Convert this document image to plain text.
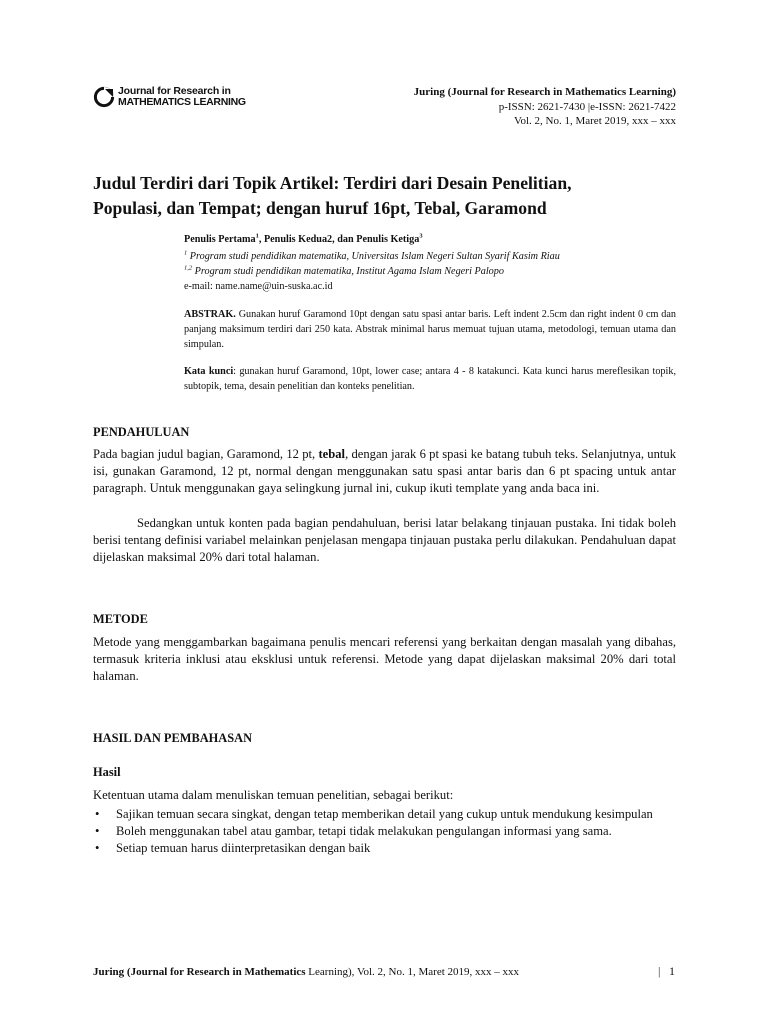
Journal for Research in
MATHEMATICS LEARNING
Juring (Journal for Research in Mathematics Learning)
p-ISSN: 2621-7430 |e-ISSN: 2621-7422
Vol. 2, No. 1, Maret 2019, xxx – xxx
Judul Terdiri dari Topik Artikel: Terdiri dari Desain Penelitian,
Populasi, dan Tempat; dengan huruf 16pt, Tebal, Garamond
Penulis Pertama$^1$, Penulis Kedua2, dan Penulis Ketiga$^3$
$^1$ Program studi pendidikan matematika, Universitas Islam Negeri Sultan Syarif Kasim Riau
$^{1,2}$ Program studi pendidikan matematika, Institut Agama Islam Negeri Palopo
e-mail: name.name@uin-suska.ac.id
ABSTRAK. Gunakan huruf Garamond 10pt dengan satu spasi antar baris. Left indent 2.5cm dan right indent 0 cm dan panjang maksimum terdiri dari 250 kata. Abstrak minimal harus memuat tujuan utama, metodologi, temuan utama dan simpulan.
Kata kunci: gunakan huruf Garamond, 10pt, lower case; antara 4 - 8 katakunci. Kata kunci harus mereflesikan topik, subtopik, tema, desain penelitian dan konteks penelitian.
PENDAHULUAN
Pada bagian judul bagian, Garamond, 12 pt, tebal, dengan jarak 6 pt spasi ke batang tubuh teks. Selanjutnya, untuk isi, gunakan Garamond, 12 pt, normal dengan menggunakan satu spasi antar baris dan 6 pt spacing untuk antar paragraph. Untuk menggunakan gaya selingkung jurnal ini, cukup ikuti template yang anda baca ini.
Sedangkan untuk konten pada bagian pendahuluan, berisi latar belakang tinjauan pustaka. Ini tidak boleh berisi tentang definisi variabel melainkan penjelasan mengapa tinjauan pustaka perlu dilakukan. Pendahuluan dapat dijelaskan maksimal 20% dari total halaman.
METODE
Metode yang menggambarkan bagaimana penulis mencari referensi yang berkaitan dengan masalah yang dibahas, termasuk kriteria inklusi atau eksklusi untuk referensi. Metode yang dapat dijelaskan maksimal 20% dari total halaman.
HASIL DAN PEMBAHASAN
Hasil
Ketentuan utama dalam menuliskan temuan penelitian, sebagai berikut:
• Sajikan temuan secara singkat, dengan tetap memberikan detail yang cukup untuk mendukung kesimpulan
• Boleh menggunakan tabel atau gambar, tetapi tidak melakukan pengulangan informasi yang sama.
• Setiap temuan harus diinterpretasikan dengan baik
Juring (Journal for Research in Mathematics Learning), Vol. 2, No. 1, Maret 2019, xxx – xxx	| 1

......

=== Set exercise ===
Extract every line of the records above that contains the word "harus".

=== Task answer ===
ABSTRAK. Gunakan huruf Garamond 10pt dengan satu spasi antar baris. Left indent 2.5cm dan right indent 0 cm dan panjang maksimum terdiri dari 250 kata. Abstrak minimal harus memuat tujuan utama, metodologi, temuan utama dan simpulan.
Kata kunci: gunakan huruf Garamond, 10pt, lower case; antara 4 - 8 katakunci. Kata kunci harus mereflesikan topik, subtopik, tema, desain penelitian dan konteks penelitian.
• Setiap temuan harus diinterpretasikan dengan baik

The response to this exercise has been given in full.